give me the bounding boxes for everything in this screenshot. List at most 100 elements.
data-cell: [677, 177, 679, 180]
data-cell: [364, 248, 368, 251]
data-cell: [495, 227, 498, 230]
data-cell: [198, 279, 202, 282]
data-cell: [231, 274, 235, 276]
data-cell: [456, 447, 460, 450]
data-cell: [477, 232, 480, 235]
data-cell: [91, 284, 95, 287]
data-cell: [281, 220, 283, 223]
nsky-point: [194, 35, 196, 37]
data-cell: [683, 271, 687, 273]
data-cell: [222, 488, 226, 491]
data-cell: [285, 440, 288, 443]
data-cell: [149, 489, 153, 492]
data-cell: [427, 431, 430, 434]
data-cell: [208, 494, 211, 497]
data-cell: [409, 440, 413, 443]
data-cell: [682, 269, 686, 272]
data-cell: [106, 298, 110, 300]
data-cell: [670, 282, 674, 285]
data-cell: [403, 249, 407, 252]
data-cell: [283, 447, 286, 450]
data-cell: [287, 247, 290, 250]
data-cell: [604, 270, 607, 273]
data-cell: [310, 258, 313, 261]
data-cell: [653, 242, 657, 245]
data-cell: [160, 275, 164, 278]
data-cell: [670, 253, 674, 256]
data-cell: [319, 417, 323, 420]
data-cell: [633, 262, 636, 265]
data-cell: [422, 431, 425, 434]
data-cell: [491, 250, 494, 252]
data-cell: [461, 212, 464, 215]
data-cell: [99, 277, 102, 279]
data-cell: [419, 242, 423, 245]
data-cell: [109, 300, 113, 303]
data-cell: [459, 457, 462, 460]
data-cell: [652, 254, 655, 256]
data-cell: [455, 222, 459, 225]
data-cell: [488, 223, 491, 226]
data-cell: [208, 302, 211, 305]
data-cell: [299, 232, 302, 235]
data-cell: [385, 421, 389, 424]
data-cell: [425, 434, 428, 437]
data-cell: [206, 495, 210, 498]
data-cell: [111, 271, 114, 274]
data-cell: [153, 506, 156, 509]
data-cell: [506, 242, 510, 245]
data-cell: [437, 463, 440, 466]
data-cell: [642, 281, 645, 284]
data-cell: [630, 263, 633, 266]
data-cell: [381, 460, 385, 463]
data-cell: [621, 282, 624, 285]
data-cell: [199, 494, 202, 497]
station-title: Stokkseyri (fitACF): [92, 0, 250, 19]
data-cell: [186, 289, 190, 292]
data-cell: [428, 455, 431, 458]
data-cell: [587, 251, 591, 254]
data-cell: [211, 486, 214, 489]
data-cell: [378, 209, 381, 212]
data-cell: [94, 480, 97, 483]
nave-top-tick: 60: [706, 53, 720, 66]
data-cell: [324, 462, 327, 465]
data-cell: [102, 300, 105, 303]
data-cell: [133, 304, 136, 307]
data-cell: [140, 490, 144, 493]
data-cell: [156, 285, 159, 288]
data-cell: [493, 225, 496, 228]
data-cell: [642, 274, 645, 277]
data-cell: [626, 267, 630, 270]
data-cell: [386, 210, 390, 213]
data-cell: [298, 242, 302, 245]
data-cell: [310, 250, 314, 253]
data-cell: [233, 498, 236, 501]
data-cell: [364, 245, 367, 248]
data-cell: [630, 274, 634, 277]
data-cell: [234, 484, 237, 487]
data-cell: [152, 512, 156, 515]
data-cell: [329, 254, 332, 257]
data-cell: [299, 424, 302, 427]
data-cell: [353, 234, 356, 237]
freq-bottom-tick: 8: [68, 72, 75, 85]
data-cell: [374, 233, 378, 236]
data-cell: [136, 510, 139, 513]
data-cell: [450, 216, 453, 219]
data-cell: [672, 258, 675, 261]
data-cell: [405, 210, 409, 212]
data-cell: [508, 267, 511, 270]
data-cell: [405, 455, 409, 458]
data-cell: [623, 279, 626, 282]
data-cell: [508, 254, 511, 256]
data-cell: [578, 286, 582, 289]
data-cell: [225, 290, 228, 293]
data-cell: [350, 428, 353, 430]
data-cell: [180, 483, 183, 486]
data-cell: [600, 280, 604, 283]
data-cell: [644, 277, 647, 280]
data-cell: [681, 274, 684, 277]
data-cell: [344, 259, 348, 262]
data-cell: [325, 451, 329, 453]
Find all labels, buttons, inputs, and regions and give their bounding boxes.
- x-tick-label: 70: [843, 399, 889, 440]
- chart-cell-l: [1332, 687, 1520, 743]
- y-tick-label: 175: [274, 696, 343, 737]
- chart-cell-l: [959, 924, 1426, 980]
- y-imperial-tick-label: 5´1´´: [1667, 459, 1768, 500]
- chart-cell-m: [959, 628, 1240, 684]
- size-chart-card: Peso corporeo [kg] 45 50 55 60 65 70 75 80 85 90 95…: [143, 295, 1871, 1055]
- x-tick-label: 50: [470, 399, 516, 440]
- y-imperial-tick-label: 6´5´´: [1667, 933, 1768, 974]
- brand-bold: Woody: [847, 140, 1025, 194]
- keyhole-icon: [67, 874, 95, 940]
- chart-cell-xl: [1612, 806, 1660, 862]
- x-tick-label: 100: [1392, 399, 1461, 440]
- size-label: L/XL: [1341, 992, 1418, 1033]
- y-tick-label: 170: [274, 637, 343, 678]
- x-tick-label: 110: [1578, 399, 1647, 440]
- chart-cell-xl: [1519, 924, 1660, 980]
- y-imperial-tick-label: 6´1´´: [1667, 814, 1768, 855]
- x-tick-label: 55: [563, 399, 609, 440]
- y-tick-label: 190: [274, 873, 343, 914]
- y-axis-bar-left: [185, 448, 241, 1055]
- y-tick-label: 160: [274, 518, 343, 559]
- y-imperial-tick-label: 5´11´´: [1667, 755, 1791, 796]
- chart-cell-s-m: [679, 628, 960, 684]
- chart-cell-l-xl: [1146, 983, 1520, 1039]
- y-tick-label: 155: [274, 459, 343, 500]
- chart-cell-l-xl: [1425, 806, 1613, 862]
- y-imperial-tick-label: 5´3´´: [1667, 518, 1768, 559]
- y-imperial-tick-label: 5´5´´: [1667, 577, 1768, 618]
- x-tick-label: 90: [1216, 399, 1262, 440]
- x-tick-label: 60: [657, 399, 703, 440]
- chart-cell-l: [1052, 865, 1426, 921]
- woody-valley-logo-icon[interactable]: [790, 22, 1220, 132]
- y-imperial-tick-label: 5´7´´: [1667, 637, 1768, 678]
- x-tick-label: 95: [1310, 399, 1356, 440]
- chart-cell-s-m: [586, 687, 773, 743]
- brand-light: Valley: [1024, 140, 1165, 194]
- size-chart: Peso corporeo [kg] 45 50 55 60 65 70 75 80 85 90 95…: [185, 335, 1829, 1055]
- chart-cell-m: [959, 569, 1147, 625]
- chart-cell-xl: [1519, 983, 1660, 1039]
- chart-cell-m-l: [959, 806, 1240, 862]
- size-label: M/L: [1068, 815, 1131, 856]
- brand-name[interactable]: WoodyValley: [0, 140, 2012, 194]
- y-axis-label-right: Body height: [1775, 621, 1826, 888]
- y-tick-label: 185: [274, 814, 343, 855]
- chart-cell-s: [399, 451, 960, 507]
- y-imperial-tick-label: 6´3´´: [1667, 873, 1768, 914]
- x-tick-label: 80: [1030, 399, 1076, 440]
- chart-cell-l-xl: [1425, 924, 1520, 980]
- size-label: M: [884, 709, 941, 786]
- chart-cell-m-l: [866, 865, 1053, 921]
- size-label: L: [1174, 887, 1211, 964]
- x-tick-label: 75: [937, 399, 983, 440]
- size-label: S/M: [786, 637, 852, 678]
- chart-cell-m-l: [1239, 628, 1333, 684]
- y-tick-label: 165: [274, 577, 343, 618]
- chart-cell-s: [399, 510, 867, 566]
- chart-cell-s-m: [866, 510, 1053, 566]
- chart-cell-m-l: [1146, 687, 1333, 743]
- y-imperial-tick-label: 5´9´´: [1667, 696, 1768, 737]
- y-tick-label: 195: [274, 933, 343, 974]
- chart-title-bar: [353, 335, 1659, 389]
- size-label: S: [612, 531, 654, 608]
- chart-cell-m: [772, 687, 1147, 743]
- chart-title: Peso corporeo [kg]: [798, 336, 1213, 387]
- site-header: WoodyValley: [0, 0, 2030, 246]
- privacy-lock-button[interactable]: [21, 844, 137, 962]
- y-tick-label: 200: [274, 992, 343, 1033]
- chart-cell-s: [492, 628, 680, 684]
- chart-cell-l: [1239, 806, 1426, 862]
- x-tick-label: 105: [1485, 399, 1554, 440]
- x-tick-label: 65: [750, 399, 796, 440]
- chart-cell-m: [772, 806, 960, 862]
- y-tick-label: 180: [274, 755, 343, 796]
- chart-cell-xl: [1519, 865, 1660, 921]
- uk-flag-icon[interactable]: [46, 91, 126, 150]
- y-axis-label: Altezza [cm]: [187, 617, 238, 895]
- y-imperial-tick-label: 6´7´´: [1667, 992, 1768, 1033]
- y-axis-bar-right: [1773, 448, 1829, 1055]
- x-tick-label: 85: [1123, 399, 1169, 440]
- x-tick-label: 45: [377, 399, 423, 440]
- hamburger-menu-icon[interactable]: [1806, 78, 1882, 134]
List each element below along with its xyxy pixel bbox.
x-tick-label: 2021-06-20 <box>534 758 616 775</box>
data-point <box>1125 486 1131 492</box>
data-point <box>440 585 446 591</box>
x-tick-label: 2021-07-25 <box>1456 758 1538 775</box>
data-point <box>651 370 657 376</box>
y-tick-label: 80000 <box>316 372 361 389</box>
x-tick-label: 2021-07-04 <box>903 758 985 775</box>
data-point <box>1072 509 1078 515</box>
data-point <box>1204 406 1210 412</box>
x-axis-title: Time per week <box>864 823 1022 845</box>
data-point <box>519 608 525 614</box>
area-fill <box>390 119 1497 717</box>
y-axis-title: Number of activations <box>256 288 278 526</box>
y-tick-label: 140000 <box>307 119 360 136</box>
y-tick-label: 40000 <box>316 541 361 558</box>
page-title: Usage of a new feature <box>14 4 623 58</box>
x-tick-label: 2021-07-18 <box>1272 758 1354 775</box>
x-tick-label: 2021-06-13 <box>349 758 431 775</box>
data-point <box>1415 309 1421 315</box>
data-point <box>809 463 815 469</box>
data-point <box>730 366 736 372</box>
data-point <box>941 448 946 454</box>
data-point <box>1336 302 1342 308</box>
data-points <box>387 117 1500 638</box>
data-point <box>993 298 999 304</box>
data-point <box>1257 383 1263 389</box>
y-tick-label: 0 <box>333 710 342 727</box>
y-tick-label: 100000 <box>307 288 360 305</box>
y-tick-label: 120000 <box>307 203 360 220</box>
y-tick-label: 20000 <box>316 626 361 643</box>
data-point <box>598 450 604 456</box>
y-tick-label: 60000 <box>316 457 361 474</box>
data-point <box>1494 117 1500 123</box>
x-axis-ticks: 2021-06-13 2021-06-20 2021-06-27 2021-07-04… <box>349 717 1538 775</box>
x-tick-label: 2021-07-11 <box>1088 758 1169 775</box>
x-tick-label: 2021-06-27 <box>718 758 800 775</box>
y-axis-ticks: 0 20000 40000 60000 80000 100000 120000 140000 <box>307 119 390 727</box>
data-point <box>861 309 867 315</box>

┄┄┄┄┄┄

= Task prompt =
Copy the items word for word, from the very first line down through the line that contains "data-cell: [427, 431, 430, 434]", including that line.

= Exercise result =
give me the bounding boxes for everything in this screenshot. List at most 100 elements.
data-cell: [677, 177, 679, 180]
data-cell: [364, 248, 368, 251]
data-cell: [495, 227, 498, 230]
data-cell: [198, 279, 202, 282]
data-cell: [231, 274, 235, 276]
data-cell: [456, 447, 460, 450]
data-cell: [477, 232, 480, 235]
data-cell: [91, 284, 95, 287]
data-cell: [281, 220, 283, 223]
nsky-point: [194, 35, 196, 37]
data-cell: [683, 271, 687, 273]
data-cell: [222, 488, 226, 491]
data-cell: [285, 440, 288, 443]
data-cell: [149, 489, 153, 492]
data-cell: [427, 431, 430, 434]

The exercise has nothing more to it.